++++ PROVIDED ENTRIES ++++

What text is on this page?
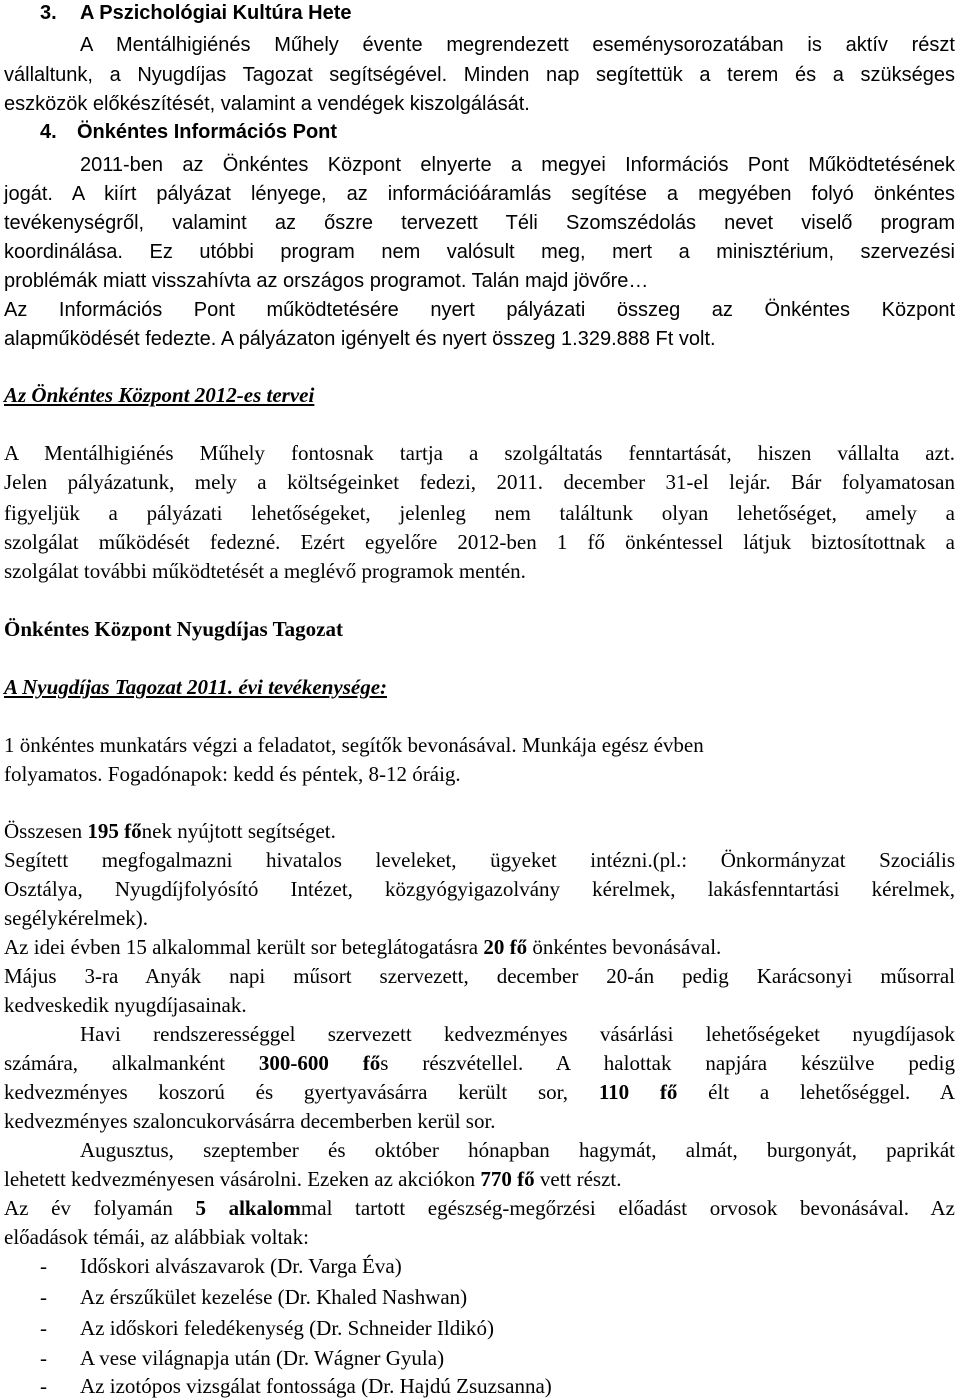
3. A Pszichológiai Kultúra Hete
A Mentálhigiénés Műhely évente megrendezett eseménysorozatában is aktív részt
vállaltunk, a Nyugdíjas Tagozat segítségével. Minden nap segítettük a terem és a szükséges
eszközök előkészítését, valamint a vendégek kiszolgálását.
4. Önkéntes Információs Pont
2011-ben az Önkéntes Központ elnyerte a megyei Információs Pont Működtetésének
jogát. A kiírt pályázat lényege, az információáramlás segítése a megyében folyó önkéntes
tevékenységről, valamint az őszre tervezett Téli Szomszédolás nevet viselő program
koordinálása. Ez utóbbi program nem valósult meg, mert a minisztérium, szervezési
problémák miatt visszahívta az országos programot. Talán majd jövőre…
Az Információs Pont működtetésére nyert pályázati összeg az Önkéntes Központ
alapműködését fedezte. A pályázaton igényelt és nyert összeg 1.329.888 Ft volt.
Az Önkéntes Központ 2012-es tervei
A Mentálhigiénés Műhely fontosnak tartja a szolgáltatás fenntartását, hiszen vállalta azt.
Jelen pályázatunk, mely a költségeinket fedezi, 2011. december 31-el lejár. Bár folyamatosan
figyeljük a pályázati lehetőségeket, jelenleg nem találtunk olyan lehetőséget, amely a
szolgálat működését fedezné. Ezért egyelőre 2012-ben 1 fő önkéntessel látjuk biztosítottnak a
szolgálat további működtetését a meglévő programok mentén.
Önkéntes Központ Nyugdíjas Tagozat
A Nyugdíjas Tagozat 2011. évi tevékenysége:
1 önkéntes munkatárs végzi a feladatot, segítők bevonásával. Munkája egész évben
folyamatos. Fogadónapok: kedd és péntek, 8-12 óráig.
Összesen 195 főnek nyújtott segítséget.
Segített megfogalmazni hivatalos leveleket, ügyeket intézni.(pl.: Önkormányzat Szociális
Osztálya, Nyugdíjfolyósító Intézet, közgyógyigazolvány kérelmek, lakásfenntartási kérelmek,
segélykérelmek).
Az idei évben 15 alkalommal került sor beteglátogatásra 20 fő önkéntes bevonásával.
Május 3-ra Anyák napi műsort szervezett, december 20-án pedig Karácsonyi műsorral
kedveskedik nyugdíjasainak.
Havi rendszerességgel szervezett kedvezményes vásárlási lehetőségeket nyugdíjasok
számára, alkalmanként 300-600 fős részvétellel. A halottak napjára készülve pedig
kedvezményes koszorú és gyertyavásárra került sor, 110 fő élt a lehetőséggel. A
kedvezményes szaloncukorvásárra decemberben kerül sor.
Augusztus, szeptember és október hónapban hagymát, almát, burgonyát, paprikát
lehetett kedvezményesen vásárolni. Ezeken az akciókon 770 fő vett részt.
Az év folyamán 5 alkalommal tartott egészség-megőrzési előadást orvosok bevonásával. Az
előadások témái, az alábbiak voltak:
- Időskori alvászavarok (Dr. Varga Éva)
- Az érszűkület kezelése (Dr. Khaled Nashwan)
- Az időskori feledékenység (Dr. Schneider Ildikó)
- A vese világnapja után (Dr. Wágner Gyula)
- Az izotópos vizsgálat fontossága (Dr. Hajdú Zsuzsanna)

++++

_PROBLEM DESCRIPTION_.
Say how many lines have the string "pályázati" in them, offering no words beyond the number.

_RESULT OF THE EXERCISE_.
2